[Task to carry out] Please update the lines starting with the line with "fill-line-icon[interactable]: [347, 62, 373, 93]" and going on through the line with "spin-up-icon[interactable]: ▴: [471, 246, 482, 254]", replacing "svg-text" with "chart-text" and leaving everything else unchanged.

── Entries provided

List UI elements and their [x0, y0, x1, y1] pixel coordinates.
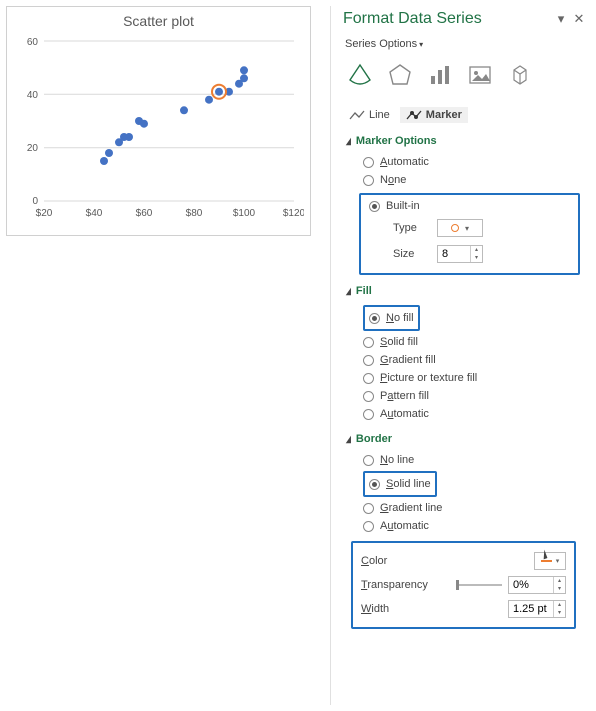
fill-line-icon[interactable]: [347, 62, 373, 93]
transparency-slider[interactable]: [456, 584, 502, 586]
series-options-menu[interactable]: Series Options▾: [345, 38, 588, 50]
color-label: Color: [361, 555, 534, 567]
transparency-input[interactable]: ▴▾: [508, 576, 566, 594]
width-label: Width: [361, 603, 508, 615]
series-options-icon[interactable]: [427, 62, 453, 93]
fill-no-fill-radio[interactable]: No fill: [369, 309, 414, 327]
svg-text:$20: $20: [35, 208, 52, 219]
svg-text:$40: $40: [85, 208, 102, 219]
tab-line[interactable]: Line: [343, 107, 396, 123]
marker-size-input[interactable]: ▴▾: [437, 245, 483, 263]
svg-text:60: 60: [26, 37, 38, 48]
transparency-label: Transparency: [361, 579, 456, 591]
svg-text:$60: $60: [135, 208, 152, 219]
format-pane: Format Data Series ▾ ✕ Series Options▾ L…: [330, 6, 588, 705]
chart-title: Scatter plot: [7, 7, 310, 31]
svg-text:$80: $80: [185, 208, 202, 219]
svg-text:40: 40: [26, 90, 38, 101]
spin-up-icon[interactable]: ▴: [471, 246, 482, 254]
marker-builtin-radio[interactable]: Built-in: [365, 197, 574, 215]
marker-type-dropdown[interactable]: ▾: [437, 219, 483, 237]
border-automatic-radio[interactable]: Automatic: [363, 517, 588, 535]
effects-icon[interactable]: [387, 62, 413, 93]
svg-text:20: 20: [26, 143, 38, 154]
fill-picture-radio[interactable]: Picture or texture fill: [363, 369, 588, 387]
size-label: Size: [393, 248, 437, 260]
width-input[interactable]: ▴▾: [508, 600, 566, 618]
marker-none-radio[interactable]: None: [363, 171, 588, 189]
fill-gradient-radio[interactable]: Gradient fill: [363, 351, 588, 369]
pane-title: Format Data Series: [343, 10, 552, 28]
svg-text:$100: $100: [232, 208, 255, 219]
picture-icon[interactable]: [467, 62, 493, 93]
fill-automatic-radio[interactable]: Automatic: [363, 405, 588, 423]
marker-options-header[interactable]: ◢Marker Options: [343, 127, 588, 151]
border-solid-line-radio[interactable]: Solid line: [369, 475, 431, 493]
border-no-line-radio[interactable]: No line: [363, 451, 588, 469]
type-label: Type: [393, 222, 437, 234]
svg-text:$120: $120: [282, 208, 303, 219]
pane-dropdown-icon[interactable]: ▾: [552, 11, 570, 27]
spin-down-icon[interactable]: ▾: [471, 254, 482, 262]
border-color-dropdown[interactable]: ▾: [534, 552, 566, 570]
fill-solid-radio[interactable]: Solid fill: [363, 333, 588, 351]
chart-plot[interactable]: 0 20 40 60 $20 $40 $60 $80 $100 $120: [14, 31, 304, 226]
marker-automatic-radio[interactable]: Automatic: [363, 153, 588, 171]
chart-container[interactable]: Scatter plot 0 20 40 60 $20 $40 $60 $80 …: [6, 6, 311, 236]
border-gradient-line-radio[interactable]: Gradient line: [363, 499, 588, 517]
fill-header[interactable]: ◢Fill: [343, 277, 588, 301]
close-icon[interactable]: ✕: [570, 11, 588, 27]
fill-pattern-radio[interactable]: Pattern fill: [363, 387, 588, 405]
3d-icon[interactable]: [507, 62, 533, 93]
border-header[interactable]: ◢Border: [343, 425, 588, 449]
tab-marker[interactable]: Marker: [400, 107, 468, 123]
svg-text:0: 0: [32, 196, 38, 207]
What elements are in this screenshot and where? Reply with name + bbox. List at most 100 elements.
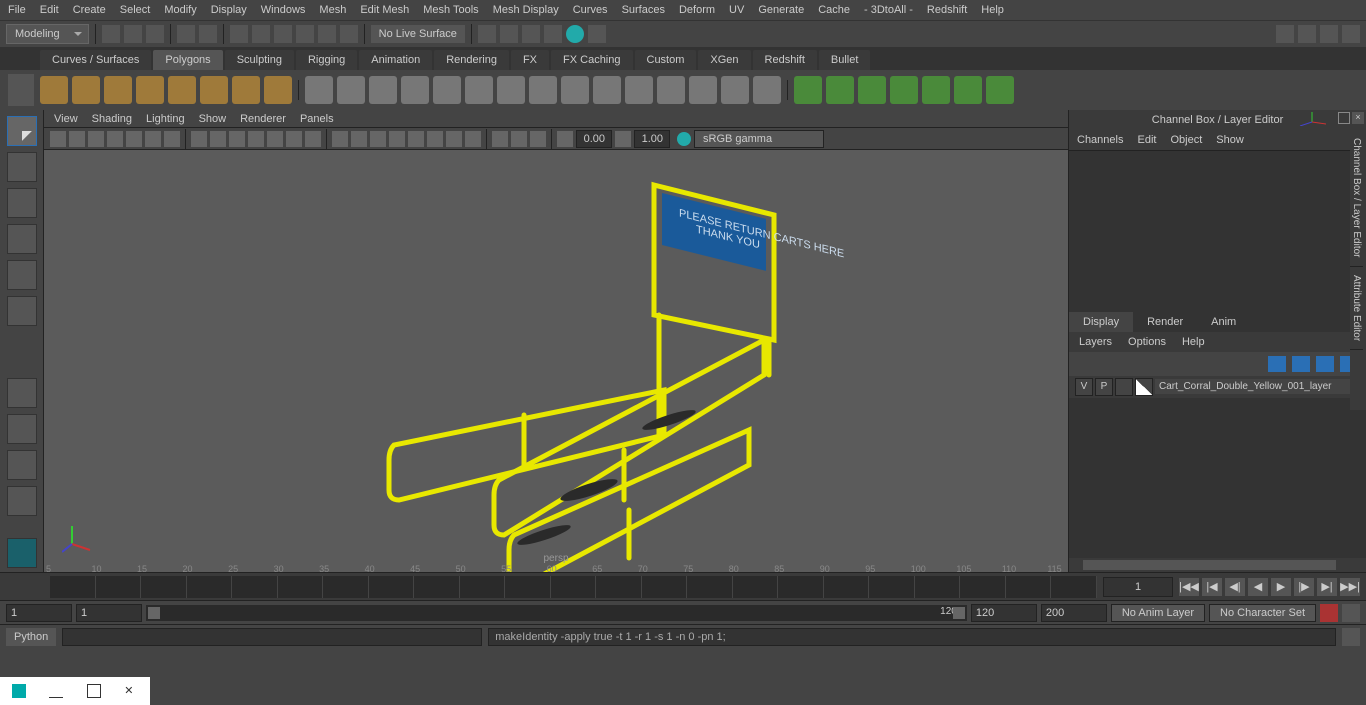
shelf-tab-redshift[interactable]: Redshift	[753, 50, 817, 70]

────

[Task output]
fill-line-icon[interactable]: [347, 62, 373, 93]
transparency-slider[interactable]: [456, 584, 502, 586]
series-options-menu[interactable]: Series Options▾: [345, 38, 588, 50]
color-label: Color: [361, 555, 534, 567]
transparency-input[interactable]: ▴▾: [508, 576, 566, 594]
width-label: Width: [361, 603, 508, 615]
series-options-icon[interactable]: [427, 62, 453, 93]
fill-no-fill-radio[interactable]: No fill: [369, 309, 414, 327]
chart-text:$20: $20: [35, 208, 52, 219]
chart-text:$40: $40: [85, 208, 102, 219]
tab-line[interactable]: Line: [343, 107, 396, 123]
marker-size-input[interactable]: ▴▾: [437, 245, 483, 263]
chart-text:60: 60: [26, 37, 38, 48]
transparency-label: Transparency: [361, 579, 456, 591]
chart-text:$60: $60: [135, 208, 152, 219]
format-pane: Format Data Series ▾ ✕ Series Options▾ L…: [330, 6, 588, 705]
chart-title: Scatter plot: [7, 7, 310, 31]
chart-text:$80: $80: [185, 208, 202, 219]
chart-text:40: 40: [26, 90, 38, 101]
spin-up-icon[interactable]: ▴: [471, 246, 482, 254]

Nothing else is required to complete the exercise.